● EXERCISE OBJECTIVE:
The records below are to be repeated in full, exactly as they are.
* Start *
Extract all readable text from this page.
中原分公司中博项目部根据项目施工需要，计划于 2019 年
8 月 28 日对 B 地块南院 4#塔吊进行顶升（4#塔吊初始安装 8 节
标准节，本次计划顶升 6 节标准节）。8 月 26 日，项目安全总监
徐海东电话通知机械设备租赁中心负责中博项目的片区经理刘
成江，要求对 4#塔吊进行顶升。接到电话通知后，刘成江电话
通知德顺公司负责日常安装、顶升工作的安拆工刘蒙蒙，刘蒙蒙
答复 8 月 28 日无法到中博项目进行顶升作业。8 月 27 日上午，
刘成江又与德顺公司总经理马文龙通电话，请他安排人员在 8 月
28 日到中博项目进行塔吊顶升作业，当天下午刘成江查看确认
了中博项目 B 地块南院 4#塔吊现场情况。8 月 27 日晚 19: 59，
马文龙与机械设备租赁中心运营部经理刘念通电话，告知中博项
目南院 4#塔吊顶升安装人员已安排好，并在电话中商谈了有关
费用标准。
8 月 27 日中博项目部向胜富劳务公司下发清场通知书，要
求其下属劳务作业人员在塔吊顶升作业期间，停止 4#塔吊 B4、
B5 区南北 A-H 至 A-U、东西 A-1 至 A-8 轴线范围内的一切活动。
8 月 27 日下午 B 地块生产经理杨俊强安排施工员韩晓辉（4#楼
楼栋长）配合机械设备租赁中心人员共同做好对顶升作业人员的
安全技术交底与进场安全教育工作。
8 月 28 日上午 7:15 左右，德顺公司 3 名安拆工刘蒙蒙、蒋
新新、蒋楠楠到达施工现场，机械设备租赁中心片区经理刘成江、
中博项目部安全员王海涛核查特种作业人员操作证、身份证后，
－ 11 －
* End *
● THE REPLY:
Extract all readable text from this page.
中原分公司中博项目部根据项目施工需要，计划于 2019 年
8 月 28 日对 B 地块南院 4#塔吊进行顶升（4#塔吊初始安装 8 节
标准节，本次计划顶升 6 节标准节）。8 月 26 日，项目安全总监
徐海东电话通知机械设备租赁中心负责中博项目的片区经理刘
成江，要求对 4#塔吊进行顶升。接到电话通知后，刘成江电话
通知德顺公司负责日常安装、顶升工作的安拆工刘蒙蒙，刘蒙蒙
答复 8 月 28 日无法到中博项目进行顶升作业。8 月 27 日上午，
刘成江又与德顺公司总经理马文龙通电话，请他安排人员在 8 月
28 日到中博项目进行塔吊顶升作业，当天下午刘成江查看确认
了中博项目 B 地块南院 4#塔吊现场情况。8 月 27 日晚 19: 59，
马文龙与机械设备租赁中心运营部经理刘念通电话，告知中博项
目南院 4#塔吊顶升安装人员已安排好，并在电话中商谈了有关
费用标准。
8 月 27 日中博项目部向胜富劳务公司下发清场通知书，要
求其下属劳务作业人员在塔吊顶升作业期间，停止 4#塔吊 B4、
B5 区南北 A-H 至 A-U、东西 A-1 至 A-8 轴线范围内的一切活动。
8 月 27 日下午 B 地块生产经理杨俊强安排施工员韩晓辉（4#楼
楼栋长）配合机械设备租赁中心人员共同做好对顶升作业人员的
安全技术交底与进场安全教育工作。
8 月 28 日上午 7:15 左右，德顺公司 3 名安拆工刘蒙蒙、蒋
新新、蒋楠楠到达施工现场，机械设备租赁中心片区经理刘成江、
中博项目部安全员王海涛核查特种作业人员操作证、身份证后，
－ 11 －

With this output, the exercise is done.